── INPUT ROWS ──
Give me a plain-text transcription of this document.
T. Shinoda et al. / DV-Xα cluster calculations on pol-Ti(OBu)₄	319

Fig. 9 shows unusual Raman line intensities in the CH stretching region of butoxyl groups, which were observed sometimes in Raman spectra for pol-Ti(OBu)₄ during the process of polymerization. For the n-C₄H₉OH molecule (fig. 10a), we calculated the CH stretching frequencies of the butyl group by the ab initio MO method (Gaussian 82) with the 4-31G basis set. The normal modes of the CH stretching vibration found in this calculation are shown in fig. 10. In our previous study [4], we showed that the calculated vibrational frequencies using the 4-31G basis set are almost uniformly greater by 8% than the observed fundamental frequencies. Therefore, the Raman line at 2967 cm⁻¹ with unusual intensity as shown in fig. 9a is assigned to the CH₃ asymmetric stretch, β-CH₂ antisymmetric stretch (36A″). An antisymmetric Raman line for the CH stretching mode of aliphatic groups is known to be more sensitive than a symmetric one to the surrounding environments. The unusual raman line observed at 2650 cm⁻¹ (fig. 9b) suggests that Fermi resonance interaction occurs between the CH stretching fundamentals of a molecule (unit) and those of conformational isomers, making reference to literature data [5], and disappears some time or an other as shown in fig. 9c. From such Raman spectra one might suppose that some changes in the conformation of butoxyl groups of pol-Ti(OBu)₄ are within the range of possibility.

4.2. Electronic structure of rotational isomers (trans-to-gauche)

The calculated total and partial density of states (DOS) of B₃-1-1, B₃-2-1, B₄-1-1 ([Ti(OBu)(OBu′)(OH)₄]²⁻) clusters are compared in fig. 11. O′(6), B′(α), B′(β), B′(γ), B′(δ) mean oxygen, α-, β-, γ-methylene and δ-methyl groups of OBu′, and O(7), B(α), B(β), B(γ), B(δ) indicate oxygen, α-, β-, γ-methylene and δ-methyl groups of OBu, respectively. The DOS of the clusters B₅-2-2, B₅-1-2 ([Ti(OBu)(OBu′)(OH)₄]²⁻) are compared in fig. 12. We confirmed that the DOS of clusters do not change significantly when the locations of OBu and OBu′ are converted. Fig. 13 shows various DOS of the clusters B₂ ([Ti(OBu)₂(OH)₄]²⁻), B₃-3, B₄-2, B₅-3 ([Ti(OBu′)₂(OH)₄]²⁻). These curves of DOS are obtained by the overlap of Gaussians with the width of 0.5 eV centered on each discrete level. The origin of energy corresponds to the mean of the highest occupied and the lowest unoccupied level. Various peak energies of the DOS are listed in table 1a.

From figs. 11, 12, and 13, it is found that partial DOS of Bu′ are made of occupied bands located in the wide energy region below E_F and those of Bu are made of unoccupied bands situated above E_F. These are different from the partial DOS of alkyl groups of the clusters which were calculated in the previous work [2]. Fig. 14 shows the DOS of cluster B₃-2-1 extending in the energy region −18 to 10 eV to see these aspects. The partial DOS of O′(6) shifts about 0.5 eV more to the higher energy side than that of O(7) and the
───
§ BRIEF: Emit the records above again, exactly, with no line skipped.

§ TASK OUTPUT:
Give me a plain-text transcription of this document.
T. Shinoda et al. / DV-Xα cluster calculations on pol-Ti(OBu)₄	319

Fig. 9 shows unusual Raman line intensities in the CH stretching region of butoxyl groups, which were observed sometimes in Raman spectra for pol-Ti(OBu)₄ during the process of polymerization. For the n-C₄H₉OH molecule (fig. 10a), we calculated the CH stretching frequencies of the butyl group by the ab initio MO method (Gaussian 82) with the 4-31G basis set. The normal modes of the CH stretching vibration found in this calculation are shown in fig. 10. In our previous study [4], we showed that the calculated vibrational frequencies using the 4-31G basis set are almost uniformly greater by 8% than the observed fundamental frequencies. Therefore, the Raman line at 2967 cm⁻¹ with unusual intensity as shown in fig. 9a is assigned to the CH₃ asymmetric stretch, β-CH₂ antisymmetric stretch (36A″). An antisymmetric Raman line for the CH stretching mode of aliphatic groups is known to be more sensitive than a symmetric one to the surrounding environments. The unusual raman line observed at 2650 cm⁻¹ (fig. 9b) suggests that Fermi resonance interaction occurs between the CH stretching fundamentals of a molecule (unit) and those of conformational isomers, making reference to literature data [5], and disappears some time or an other as shown in fig. 9c. From such Raman spectra one might suppose that some changes in the conformation of butoxyl groups of pol-Ti(OBu)₄ are within the range of possibility.

4.2. Electronic structure of rotational isomers (trans-to-gauche)

The calculated total and partial density of states (DOS) of B₃-1-1, B₃-2-1, B₄-1-1 ([Ti(OBu)(OBu′)(OH)₄]²⁻) clusters are compared in fig. 11. O′(6), B′(α), B′(β), B′(γ), B′(δ) mean oxygen, α-, β-, γ-methylene and δ-methyl groups of OBu′, and O(7), B(α), B(β), B(γ), B(δ) indicate oxygen, α-, β-, γ-methylene and δ-methyl groups of OBu, respectively. The DOS of the clusters B₅-2-2, B₅-1-2 ([Ti(OBu)(OBu′)(OH)₄]²⁻) are compared in fig. 12. We confirmed that the DOS of clusters do not change significantly when the locations of OBu and OBu′ are converted. Fig. 13 shows various DOS of the clusters B₂ ([Ti(OBu)₂(OH)₄]²⁻), B₃-3, B₄-2, B₅-3 ([Ti(OBu′)₂(OH)₄]²⁻). These curves of DOS are obtained by the overlap of Gaussians with the width of 0.5 eV centered on each discrete level. The origin of energy corresponds to the mean of the highest occupied and the lowest unoccupied level. Various peak energies of the DOS are listed in table 1a.

From figs. 11, 12, and 13, it is found that partial DOS of Bu′ are made of occupied bands located in the wide energy region below E_F and those of Bu are made of unoccupied bands situated above E_F. These are different from the partial DOS of alkyl groups of the clusters which were calculated in the previous work [2]. Fig. 14 shows the DOS of cluster B₃-2-1 extending in the energy region −18 to 10 eV to see these aspects. The partial DOS of O′(6) shifts about 0.5 eV more to the higher energy side than that of O(7) and the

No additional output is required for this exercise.